Document extract ▸

Producer Configuration Options

let producer_config = ProducerConfig {
    // Batching configuration
    batch_size: 100,                           // Messages per batch
    batch_timeout: Duration::from_millis(10),  // Maximum wait time
    
    // Reliability configuration  
    ack_level: AckLevel::All,                   // All, Leader, or None
    max_message_size: 1024 * 1024,             // 1MB max message size
    idempotent: true,                           // Enable idempotent producer
    
    // Producer identification
    producer_id: Some("my-producer".to_string()),
    
    // Advanced configuration
    compression: CompressionConfig {
        enabled: true,
        algorithm: CompressionAlgorithm::Lz4,
        level: 6,
        min_size: 1024,
    },
    
    default_properties: HashMap::from([
        ("app".to_string(), "my-application".to_string()),
        ("version".to_string(), "1.0.0".to_string()),
    ]),
};

Error Handling

use rustmq_sdk::error::ClientError;

match producer.send(message).await {
    Ok(result) => {
        println!("Success: {} at offset {}", result.message_id, result.offset);
    }
    Err(ClientError::Timeout { timeout_ms }) => {
        println!("Request timed out after {}ms", timeout_ms);
        // Implement retry logic
    }
    Err(ClientError::Broker(msg)) => {
        println!("Broker error: {}", msg);
        // Handle broker-side errors
    }
    Err(ClientError::MessageTooLarge { size, max_size }) => {
        println!("Message too large: {} bytes (max: {})", size, max_size);
        // Reduce message size
    }
    Err(e) => {
        println!("Other error: {}", e);
    }
}

Monitoring and Metrics

// Get producer performance metrics
let metrics = producer.metrics().await;

println!("Messages sent: {}", 
         metrics.messages_sent.load(std::sync::atomic::Ordering::Relaxed));
println!("Messages failed: {}", 
         metrics.messages_failed.load(std::sync::atomic::Ordering::Relaxed));
println!("Batches sent: {}", 
         metrics.batches_sent.load(std::sync::atomic::Ordering::Relaxed));
println!("Average batch size: {:.2}", 
         *metrics.average_batch_size.read().await);

if let Some(last_send) = *metrics.last_send_time.read().await {
    println!("Last send: {:?} ago", last_send.elapsed());
}

Graceful Shutdown

// Proper producer shutdown
async fn shutdown_producer(producer: Producer) -> Result<(), ClientError> {
    // Flush all pending messages
    producer.flush().await?;
    
    // Close producer and cleanup resources
    producer.close().await?;
    
    println!("Producer shut down gracefully");
    Ok(())

Problems to work on ▸
1: Translate the comment "Flush all pending messages" from the RustMQ producer text into Spanish.
2: Put the lines of the rows into a JSON list of strings, one string per line, from the line holding "464, 552, 474]" through the line holding "784, 338, 816]", inclusive.
The rows have no connection to the RustMQ producer text.

Data to process ▸
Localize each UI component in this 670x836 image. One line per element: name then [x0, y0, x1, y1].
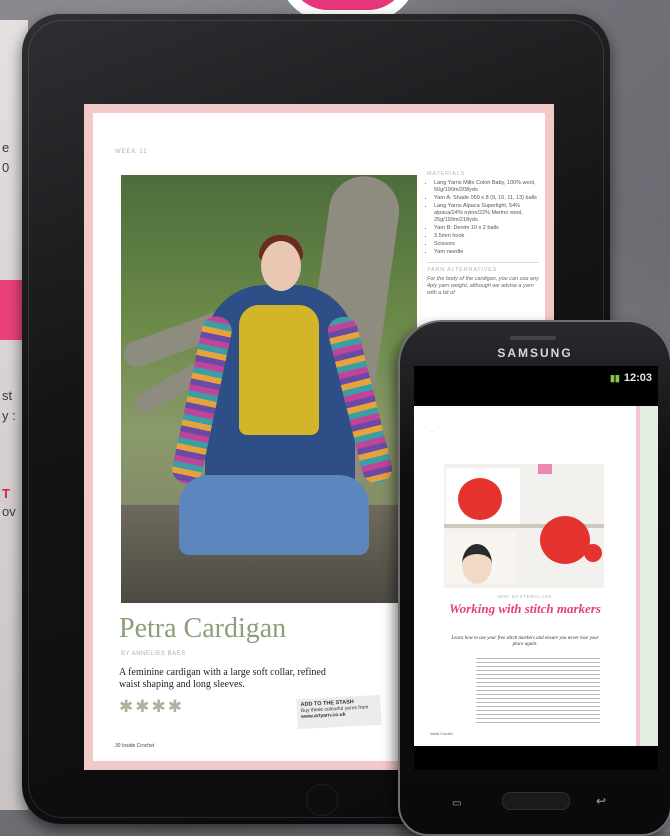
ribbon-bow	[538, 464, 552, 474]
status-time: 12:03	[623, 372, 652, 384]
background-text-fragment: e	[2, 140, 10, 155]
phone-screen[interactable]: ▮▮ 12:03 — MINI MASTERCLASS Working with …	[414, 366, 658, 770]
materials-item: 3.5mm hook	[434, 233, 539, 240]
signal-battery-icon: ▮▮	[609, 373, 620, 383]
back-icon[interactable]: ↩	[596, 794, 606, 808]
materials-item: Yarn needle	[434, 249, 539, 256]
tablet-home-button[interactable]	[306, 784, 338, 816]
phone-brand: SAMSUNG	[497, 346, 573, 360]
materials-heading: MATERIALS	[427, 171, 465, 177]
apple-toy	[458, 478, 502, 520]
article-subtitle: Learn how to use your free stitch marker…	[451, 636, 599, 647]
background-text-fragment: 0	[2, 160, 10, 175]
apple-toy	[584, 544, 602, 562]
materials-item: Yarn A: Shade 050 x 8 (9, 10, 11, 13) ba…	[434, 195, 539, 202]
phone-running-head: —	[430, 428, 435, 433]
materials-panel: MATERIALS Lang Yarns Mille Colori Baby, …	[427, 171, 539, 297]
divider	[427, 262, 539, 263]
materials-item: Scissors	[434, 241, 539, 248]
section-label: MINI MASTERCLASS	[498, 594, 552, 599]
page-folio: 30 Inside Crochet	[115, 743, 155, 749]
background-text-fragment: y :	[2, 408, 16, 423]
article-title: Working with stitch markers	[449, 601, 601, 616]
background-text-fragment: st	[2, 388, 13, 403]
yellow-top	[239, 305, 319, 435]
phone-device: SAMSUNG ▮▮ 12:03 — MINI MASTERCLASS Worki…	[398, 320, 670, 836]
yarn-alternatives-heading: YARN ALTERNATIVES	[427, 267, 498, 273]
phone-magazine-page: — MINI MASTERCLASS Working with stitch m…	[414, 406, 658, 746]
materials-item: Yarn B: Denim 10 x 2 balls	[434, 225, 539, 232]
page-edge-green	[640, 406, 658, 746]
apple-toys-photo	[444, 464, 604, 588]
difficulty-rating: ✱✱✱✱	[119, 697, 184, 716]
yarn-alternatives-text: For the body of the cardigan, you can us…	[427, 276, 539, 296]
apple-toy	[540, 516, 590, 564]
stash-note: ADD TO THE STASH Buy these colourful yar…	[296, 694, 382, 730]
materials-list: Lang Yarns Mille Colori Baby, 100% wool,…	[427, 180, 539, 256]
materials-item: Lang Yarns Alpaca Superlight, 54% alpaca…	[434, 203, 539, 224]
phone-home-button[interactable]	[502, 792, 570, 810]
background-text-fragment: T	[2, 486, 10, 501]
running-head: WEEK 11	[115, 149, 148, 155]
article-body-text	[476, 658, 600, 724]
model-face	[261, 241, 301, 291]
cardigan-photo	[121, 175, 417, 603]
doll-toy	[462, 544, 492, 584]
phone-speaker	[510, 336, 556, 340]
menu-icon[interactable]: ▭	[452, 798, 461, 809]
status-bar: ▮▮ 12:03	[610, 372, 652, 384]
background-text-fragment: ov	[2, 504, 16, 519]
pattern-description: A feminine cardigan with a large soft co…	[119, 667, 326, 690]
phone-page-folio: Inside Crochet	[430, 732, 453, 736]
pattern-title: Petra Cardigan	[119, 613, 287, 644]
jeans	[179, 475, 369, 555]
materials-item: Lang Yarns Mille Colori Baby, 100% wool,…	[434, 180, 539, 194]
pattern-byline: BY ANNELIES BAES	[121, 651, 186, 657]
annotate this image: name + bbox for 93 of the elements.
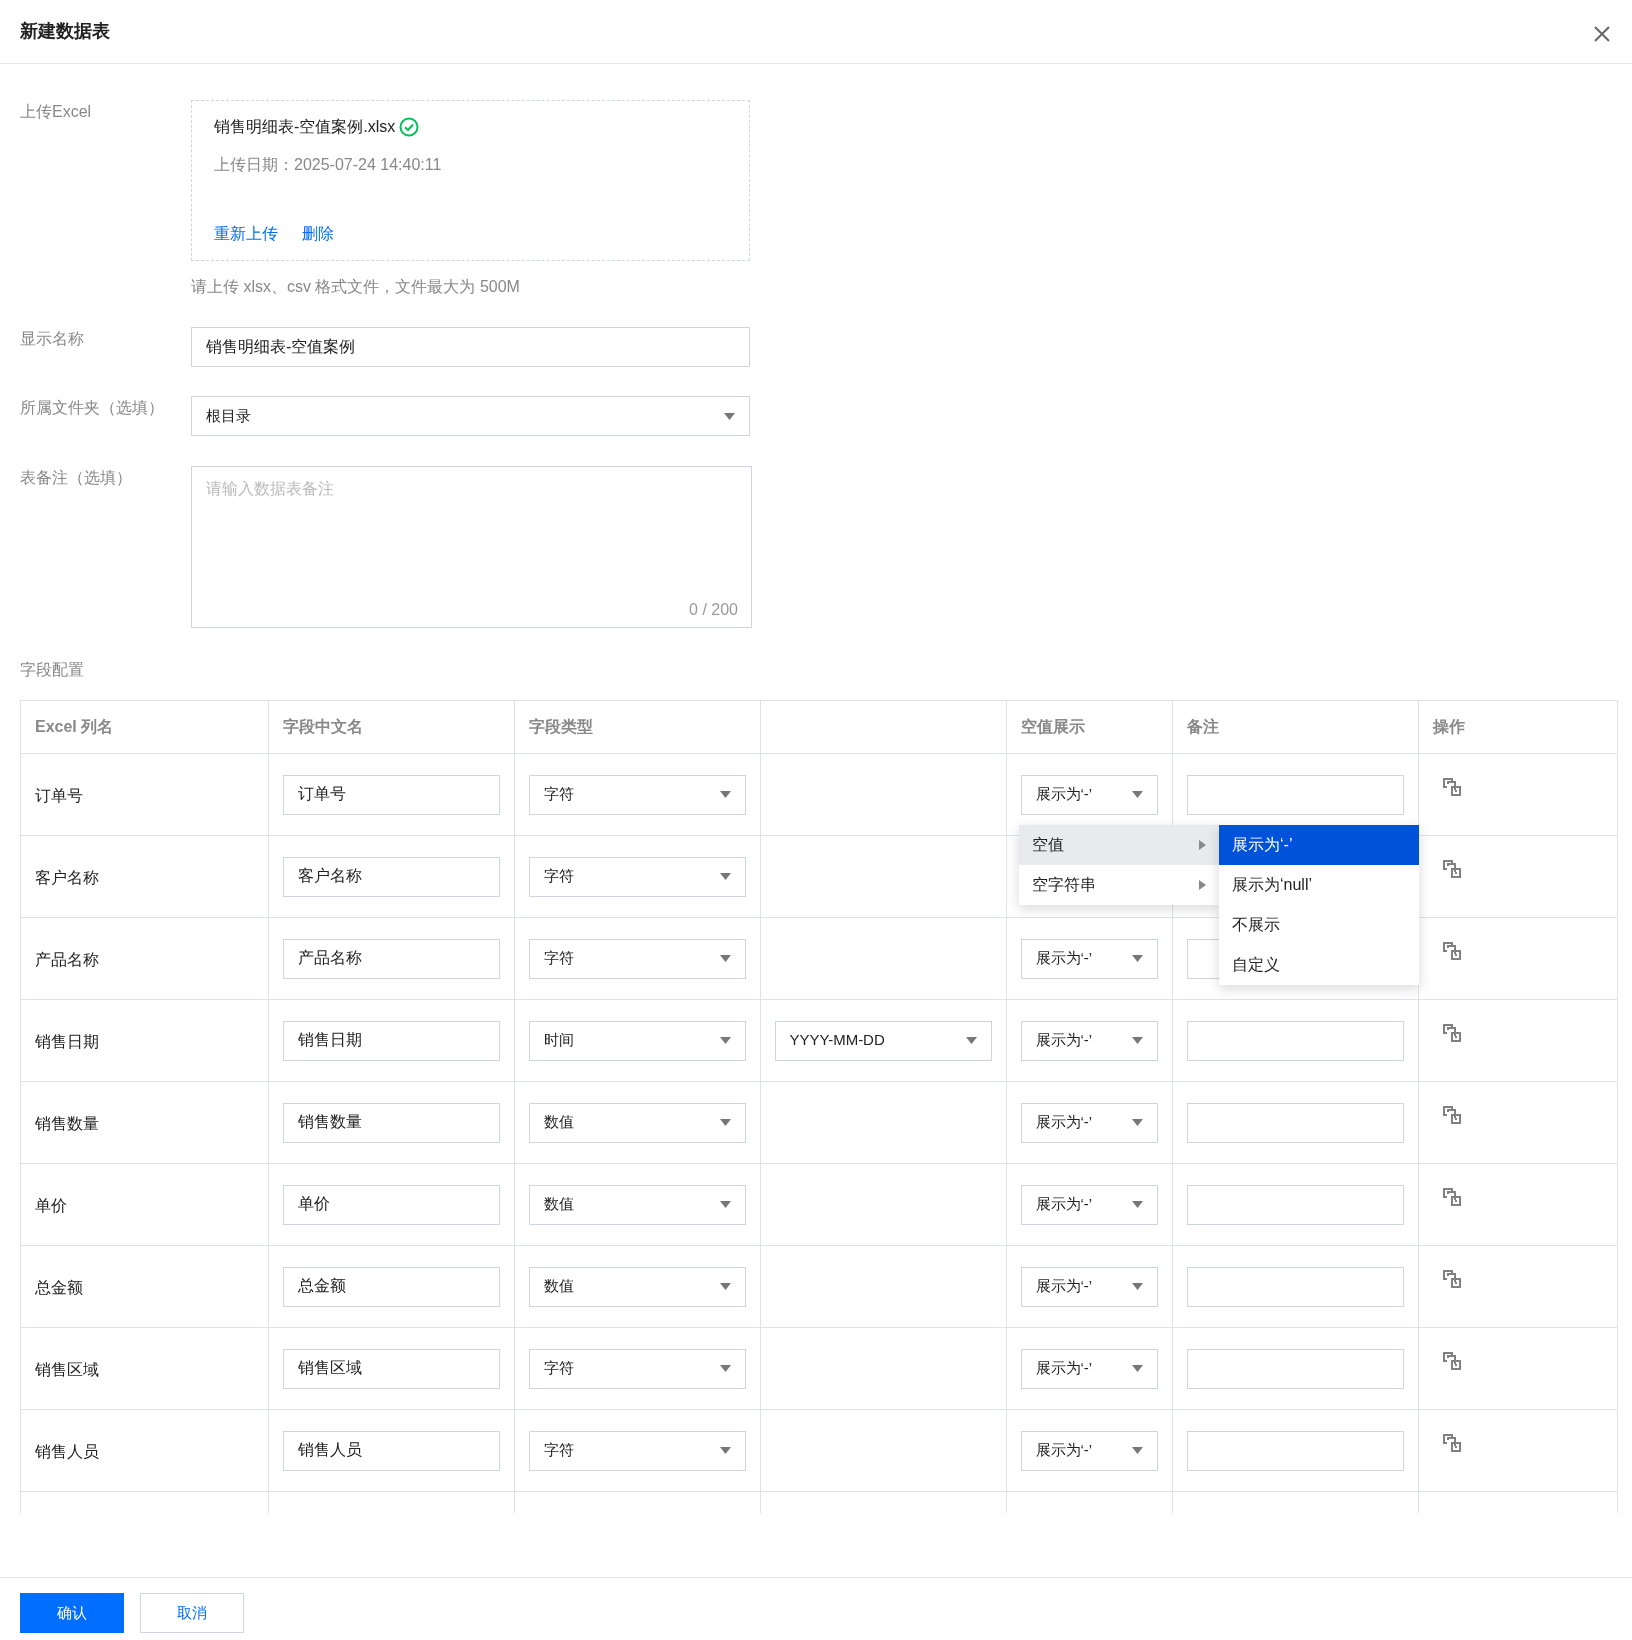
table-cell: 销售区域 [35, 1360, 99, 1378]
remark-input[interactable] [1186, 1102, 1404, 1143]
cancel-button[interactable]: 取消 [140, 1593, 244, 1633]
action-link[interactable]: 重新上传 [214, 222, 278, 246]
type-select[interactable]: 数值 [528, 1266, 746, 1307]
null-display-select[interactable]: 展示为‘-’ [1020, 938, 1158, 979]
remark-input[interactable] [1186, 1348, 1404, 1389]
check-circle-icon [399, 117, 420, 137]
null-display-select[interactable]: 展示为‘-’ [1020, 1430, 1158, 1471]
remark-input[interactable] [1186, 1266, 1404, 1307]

Answers given ▸
1: Vacía todos los mensajes pendientes.

2:
[
  "ribbon-bow\t[538, 464, 552, 474]",
  "status-time: 12:03\t[623, 372, 652, 384]",
  "background-text-fragment: e\t[2, 140, 10, 155]",
  "phone-screen[interactable]: ▮▮ 12:03 — MINI MASTERCLASS Working with …\t[414, 366, 658, 770]",
  "materials-item: 3.5mm hook\t[434, 233, 539, 240]",
  "signal-battery-icon: ▮▮\t[609, 373, 620, 383]",
  "back-icon[interactable]: ↩\t[596, 794, 606, 808]",
  "materials-item: Yarn needle\t[434, 249, 539, 256]",
  "tablet-home-button[interactable]\t[306, 784, 338, 816]"
]